Scan the material below for lines with the word "title" and report how many there are, with nothing added.

* Data to use:

****************

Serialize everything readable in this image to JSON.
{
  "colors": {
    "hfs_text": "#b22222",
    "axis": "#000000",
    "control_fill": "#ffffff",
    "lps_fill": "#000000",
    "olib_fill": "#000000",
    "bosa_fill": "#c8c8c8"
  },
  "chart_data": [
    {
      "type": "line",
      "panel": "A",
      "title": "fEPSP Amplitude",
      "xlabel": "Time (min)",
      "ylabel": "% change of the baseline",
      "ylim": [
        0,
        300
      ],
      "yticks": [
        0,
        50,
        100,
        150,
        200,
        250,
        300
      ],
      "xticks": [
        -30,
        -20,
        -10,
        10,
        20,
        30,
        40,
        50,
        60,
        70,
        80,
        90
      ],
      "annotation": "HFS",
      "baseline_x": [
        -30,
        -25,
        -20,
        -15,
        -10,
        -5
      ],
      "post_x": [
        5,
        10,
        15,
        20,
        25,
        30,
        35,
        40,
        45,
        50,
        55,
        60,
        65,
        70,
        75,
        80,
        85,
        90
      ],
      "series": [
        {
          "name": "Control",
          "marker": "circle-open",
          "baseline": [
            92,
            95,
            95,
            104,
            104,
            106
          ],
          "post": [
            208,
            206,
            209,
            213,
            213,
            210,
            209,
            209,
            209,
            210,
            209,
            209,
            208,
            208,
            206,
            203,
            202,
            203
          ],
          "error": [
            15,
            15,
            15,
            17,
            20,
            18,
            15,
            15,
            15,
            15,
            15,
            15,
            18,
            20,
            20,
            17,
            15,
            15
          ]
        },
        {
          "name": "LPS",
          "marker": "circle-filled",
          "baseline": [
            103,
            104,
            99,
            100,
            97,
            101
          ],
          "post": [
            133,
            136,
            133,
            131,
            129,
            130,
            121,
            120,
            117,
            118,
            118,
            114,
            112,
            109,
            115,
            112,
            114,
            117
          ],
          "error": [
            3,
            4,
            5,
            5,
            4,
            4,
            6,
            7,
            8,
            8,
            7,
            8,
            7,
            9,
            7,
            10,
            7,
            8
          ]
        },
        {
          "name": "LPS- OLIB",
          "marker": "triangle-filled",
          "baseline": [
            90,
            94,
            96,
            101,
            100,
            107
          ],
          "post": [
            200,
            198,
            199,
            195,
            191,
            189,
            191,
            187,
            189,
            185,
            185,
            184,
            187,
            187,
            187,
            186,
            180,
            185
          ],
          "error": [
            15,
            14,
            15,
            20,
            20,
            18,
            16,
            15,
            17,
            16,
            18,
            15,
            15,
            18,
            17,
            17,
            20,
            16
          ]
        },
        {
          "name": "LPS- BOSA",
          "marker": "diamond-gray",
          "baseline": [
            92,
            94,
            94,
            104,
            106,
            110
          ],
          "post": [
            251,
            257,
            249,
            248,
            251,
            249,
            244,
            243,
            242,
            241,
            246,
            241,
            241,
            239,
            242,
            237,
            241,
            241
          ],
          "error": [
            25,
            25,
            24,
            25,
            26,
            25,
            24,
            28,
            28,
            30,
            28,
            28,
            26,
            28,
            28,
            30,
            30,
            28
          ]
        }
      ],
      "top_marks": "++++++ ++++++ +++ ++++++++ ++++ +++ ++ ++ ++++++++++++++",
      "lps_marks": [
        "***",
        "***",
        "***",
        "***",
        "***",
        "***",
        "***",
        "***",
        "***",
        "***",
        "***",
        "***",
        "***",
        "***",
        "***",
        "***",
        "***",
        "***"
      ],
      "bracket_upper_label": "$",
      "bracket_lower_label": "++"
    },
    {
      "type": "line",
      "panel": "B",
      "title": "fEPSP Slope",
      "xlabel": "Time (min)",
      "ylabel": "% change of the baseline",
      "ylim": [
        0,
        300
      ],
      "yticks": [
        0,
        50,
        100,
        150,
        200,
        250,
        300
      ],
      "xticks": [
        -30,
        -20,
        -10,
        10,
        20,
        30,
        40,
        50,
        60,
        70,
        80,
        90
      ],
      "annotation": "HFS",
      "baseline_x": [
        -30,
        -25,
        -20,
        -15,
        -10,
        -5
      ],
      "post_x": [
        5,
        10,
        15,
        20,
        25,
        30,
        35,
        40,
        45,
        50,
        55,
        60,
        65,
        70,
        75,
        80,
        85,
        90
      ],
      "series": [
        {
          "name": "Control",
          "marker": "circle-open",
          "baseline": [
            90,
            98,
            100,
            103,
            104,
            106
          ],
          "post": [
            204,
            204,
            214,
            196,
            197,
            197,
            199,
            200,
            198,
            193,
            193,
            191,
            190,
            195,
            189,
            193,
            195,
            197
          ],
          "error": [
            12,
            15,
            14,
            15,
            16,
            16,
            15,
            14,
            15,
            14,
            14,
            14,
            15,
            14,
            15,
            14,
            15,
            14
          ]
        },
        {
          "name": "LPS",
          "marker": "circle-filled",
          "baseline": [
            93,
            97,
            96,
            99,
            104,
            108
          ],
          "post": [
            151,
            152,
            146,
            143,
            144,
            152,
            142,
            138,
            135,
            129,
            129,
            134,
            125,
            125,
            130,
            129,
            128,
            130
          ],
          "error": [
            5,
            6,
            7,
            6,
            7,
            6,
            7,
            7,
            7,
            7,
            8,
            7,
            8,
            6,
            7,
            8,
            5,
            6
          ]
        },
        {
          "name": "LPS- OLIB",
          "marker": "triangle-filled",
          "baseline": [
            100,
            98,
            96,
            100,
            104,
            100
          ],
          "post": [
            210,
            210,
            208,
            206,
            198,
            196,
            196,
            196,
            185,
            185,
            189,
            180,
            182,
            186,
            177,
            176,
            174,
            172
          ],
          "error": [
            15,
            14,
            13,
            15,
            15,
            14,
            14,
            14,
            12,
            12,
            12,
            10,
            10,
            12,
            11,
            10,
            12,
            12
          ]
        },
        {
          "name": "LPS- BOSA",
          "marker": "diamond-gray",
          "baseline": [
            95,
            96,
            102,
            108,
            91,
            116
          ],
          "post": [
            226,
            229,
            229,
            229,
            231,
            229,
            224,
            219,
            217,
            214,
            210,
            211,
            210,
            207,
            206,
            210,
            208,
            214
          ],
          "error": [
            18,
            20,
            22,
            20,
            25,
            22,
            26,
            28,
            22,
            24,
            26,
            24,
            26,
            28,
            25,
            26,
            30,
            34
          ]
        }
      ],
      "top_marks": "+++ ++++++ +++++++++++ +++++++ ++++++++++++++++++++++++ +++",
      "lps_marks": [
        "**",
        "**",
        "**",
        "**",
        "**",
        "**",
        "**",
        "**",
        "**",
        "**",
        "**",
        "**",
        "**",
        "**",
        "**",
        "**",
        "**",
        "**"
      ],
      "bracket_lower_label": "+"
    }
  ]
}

****************

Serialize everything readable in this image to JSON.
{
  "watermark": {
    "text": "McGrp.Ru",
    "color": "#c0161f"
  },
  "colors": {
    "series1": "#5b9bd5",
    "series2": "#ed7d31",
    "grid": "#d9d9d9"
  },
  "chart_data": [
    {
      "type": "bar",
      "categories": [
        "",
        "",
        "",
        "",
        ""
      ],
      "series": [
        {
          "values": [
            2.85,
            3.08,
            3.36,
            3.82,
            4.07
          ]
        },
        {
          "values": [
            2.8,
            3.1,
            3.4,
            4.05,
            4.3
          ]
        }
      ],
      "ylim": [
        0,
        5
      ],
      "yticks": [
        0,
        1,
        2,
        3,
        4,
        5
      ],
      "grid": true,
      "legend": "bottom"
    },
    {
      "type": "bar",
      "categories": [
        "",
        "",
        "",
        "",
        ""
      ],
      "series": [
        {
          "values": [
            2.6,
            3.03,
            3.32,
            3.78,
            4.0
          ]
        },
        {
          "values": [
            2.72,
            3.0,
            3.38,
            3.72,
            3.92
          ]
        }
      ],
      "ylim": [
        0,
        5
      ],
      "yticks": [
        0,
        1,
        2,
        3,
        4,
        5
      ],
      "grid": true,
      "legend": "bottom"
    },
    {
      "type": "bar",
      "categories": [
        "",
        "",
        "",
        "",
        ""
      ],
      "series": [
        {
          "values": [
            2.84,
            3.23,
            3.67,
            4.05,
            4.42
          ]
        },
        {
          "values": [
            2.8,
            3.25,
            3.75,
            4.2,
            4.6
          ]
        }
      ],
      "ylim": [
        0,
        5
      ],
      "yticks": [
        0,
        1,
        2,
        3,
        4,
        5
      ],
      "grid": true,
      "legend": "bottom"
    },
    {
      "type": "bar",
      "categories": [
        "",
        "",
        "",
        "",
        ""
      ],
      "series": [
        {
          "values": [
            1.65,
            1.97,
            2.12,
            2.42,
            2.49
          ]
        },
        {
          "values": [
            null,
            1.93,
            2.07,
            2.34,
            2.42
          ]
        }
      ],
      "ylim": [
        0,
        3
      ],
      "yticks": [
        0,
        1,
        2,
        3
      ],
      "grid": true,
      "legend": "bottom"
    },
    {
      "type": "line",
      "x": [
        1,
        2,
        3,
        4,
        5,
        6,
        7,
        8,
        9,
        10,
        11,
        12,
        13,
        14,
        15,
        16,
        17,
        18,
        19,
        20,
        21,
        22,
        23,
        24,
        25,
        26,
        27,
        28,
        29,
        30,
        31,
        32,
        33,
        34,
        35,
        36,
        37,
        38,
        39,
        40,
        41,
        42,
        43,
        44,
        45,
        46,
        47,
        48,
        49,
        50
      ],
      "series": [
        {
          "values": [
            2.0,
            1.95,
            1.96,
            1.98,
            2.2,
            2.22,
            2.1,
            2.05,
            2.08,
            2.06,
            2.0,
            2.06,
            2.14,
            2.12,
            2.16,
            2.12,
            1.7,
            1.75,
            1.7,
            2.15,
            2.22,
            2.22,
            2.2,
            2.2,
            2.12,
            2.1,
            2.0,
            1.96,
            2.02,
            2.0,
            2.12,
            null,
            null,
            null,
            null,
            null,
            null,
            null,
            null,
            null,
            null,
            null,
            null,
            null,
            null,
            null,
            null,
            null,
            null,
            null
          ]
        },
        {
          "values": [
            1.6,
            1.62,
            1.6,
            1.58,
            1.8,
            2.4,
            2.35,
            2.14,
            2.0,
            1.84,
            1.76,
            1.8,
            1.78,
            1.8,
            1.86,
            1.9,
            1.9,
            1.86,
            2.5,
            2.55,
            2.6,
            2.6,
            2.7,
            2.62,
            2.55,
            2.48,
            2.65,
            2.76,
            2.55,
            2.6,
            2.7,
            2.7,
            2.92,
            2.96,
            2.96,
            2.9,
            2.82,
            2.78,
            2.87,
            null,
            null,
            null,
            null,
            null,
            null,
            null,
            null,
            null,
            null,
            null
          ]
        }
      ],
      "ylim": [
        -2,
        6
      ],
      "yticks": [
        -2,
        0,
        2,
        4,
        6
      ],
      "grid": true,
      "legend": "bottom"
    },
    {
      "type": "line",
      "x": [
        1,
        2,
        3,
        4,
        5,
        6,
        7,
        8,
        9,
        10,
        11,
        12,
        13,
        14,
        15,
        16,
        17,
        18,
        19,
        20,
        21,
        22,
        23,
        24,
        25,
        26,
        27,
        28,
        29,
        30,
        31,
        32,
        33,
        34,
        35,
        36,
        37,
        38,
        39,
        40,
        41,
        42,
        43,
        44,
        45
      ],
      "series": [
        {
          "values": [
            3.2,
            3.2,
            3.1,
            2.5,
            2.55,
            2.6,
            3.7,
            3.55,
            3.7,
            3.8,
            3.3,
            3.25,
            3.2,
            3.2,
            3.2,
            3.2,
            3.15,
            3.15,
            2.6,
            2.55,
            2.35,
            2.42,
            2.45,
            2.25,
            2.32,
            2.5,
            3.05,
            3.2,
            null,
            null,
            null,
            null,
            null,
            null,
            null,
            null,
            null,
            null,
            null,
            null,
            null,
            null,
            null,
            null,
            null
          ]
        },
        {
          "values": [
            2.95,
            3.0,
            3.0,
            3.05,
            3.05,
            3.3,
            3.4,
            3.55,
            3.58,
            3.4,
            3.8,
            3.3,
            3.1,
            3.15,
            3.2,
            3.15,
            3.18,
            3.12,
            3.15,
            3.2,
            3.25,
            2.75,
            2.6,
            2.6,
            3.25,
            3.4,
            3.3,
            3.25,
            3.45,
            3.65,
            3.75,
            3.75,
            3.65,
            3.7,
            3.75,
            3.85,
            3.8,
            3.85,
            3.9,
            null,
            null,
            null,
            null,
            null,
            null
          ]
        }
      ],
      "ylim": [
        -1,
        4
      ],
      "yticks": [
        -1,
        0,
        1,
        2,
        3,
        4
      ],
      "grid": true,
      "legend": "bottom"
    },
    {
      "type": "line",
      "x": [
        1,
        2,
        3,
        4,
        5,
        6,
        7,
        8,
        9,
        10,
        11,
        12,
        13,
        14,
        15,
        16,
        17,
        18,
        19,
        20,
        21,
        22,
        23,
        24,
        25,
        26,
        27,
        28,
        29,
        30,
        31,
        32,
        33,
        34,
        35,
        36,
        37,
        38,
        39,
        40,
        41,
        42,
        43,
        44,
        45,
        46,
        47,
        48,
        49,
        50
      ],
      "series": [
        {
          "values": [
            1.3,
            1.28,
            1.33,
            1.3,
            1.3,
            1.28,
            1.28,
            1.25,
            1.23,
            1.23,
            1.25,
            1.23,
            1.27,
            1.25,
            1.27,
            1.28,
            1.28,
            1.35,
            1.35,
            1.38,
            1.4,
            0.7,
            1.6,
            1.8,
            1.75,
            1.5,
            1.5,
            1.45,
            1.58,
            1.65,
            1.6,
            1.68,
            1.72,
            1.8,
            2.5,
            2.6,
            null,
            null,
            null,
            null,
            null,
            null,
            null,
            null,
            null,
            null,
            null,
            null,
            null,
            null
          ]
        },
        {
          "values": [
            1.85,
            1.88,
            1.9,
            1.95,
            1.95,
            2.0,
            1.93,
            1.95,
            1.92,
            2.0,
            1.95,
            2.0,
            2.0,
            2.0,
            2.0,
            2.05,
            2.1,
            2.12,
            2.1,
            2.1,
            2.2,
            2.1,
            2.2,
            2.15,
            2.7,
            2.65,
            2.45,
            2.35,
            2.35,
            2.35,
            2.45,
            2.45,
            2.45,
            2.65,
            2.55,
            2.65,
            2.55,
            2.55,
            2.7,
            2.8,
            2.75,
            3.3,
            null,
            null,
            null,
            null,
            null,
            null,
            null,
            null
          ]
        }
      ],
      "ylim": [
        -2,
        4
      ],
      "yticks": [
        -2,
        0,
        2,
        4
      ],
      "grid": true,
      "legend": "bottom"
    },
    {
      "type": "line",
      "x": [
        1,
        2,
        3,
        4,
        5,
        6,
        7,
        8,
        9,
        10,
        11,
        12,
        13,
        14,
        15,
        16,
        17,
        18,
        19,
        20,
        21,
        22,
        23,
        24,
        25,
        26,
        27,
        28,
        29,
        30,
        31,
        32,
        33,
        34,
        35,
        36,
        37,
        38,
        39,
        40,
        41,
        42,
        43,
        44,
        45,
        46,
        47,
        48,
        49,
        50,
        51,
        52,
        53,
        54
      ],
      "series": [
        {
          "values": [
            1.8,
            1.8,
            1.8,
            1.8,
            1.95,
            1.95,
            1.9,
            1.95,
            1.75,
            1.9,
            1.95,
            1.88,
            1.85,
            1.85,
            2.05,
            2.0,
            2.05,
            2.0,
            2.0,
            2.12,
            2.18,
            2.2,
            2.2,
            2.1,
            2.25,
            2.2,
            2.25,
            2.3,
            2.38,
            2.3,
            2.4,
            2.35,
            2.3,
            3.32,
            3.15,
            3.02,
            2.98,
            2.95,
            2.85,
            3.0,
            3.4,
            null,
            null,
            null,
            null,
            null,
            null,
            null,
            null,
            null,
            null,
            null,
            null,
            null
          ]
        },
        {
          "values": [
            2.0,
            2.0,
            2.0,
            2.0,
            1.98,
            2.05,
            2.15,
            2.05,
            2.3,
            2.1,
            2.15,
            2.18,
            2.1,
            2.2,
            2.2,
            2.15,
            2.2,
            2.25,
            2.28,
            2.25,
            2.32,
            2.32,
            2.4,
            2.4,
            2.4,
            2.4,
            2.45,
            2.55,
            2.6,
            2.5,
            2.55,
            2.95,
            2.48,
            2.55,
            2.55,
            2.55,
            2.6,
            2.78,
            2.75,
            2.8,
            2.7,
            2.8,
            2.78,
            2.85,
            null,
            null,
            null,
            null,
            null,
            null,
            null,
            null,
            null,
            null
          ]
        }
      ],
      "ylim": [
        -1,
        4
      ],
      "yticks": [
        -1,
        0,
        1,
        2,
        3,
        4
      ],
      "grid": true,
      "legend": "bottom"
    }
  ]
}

****************

* Response for this exercise:
2